OBJECTIVE:
Print every entry exactly as written.

THE RECORDS:
******************************
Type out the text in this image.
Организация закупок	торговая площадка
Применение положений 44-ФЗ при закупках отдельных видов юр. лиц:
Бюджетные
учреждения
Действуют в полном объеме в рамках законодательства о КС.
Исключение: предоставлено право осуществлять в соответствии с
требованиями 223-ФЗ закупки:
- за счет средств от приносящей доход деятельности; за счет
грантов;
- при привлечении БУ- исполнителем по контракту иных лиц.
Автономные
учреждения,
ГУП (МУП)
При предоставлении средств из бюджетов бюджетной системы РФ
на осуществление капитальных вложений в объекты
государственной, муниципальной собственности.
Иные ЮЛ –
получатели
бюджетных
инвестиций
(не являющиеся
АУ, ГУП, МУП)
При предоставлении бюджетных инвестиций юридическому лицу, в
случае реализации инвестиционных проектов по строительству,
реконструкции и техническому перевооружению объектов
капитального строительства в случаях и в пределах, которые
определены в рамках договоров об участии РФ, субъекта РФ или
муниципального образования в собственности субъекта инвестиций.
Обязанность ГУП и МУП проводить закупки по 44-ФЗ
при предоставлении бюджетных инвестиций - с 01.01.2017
******************************
SOLUTION:
Type out the text in this image.
Организация закупок	торговая площадка
Применение положений 44-ФЗ при закупках отдельных видов юр. лиц:
Бюджетные
учреждения
Действуют в полном объеме в рамках законодательства о КС.
Исключение: предоставлено право осуществлять в соответствии с
требованиями 223-ФЗ закупки:
- за счет средств от приносящей доход деятельности; за счет
грантов;
- при привлечении БУ- исполнителем по контракту иных лиц.
Автономные
учреждения,
ГУП (МУП)
При предоставлении средств из бюджетов бюджетной системы РФ
на осуществление капитальных вложений в объекты
государственной, муниципальной собственности.
Иные ЮЛ –
получатели
бюджетных
инвестиций
(не являющиеся
АУ, ГУП, МУП)
При предоставлении бюджетных инвестиций юридическому лицу, в
случае реализации инвестиционных проектов по строительству,
реконструкции и техническому перевооружению объектов
капитального строительства в случаях и в пределах, которые
определены в рамках договоров об участии РФ, субъекта РФ или
муниципального образования в собственности субъекта инвестиций.
Обязанность ГУП и МУП проводить закупки по 44-ФЗ
при предоставлении бюджетных инвестиций - с 01.01.2017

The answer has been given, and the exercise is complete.